→ **PROBLEM DETAILS**
Copy every line of the entries that includes the word "Spend".

##############################

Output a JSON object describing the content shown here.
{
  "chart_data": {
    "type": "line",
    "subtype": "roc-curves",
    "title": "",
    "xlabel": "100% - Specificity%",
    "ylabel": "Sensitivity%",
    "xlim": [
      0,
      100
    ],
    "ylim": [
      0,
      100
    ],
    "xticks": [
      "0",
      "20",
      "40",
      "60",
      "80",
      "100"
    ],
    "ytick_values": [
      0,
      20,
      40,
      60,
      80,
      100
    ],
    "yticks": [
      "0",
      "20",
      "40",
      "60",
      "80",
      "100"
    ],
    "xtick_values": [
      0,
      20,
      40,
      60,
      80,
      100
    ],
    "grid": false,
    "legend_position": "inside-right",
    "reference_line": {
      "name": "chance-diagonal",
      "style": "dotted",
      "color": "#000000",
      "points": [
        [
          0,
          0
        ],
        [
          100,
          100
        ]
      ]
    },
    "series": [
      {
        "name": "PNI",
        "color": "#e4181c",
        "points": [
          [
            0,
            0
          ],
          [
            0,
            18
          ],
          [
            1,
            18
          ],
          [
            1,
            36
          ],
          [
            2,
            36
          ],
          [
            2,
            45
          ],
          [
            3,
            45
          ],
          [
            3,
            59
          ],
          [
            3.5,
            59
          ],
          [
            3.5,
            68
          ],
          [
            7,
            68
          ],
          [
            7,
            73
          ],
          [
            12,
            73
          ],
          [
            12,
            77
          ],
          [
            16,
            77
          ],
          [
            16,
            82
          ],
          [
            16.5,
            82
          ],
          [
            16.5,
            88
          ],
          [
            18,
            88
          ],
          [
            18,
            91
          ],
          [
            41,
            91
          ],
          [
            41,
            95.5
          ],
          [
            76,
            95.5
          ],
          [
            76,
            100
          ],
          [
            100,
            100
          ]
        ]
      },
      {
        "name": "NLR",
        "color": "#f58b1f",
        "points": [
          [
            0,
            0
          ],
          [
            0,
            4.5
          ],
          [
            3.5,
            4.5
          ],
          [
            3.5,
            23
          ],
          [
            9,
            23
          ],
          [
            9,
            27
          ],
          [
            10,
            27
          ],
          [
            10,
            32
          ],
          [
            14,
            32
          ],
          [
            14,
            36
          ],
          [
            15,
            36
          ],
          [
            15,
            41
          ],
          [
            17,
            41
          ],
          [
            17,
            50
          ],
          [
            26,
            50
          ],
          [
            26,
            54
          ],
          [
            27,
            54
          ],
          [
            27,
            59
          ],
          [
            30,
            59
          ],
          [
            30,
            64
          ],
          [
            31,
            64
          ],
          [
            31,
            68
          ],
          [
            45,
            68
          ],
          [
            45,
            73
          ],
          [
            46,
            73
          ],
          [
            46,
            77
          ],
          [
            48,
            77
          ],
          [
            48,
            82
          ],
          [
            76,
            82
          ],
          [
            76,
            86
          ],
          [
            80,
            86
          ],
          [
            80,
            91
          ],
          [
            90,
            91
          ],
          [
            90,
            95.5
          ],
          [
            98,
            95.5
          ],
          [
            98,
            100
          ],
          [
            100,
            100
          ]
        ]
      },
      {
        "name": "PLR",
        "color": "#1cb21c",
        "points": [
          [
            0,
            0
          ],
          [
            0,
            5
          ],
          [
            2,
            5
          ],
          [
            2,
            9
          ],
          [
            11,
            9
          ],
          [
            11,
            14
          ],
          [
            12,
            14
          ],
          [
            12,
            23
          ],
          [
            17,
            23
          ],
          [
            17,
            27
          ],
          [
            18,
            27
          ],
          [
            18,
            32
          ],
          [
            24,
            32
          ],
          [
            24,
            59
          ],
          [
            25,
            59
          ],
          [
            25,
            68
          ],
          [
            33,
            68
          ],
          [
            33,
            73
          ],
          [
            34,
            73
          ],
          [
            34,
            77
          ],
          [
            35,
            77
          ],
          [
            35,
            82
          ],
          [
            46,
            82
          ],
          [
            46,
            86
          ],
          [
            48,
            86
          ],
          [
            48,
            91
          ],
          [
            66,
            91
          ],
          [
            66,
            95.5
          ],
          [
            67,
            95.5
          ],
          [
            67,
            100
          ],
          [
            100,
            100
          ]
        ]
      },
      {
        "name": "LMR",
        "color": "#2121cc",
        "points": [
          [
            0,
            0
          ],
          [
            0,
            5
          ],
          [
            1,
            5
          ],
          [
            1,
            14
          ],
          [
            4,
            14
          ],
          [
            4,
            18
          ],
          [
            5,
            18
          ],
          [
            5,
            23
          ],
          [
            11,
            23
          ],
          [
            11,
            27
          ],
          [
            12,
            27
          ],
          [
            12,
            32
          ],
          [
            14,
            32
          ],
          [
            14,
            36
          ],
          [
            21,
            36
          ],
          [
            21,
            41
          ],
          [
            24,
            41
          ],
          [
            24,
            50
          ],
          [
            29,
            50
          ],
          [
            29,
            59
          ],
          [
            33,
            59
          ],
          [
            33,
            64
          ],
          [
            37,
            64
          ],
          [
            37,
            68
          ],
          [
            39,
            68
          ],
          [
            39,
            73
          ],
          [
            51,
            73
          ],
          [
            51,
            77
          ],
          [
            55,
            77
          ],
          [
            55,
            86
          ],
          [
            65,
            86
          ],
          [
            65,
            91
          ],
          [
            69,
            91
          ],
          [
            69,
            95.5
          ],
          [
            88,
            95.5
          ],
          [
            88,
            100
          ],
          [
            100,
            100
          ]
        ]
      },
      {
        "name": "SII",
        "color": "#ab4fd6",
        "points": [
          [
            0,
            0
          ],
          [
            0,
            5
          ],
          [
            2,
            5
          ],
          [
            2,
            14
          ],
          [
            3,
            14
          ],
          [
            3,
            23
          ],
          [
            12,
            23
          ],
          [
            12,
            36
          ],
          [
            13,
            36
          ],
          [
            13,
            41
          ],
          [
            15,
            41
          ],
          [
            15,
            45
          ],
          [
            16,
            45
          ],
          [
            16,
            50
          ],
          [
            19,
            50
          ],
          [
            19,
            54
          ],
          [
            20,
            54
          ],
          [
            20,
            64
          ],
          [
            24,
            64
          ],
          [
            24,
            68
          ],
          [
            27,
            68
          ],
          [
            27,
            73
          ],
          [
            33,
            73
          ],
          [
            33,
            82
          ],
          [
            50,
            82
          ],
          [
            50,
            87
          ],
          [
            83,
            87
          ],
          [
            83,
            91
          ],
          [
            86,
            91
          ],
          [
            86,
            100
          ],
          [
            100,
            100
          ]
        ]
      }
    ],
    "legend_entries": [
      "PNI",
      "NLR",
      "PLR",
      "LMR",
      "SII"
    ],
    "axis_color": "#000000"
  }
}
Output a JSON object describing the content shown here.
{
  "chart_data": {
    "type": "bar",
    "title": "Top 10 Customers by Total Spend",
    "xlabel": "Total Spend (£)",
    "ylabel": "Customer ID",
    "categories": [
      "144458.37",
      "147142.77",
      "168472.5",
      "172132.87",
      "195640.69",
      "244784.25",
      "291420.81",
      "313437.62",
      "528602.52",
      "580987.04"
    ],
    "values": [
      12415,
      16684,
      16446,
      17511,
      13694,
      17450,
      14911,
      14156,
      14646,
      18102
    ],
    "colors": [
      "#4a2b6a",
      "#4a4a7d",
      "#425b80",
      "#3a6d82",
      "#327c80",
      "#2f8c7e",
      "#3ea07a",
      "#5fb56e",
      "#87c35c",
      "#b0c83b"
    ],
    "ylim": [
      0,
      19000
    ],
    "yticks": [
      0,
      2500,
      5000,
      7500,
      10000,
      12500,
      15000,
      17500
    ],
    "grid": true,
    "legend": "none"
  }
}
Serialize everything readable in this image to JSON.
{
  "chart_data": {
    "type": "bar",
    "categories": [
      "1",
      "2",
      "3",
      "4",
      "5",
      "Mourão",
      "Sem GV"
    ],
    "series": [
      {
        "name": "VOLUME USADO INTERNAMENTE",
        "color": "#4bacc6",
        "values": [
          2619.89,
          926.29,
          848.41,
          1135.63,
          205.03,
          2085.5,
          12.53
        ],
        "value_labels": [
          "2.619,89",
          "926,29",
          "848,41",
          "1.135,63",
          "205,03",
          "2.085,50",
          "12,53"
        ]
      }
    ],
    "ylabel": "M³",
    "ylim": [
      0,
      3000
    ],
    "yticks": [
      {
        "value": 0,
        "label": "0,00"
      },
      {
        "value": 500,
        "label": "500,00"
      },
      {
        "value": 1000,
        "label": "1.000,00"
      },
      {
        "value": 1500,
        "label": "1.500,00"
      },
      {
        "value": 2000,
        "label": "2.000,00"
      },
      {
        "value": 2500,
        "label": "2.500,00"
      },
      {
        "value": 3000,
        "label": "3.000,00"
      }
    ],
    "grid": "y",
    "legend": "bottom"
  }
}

##############################

→ **ANSWER IN FULL**
    "title": "Top 10 Customers by Total Spend",
    "xlabel": "Total Spend (£)",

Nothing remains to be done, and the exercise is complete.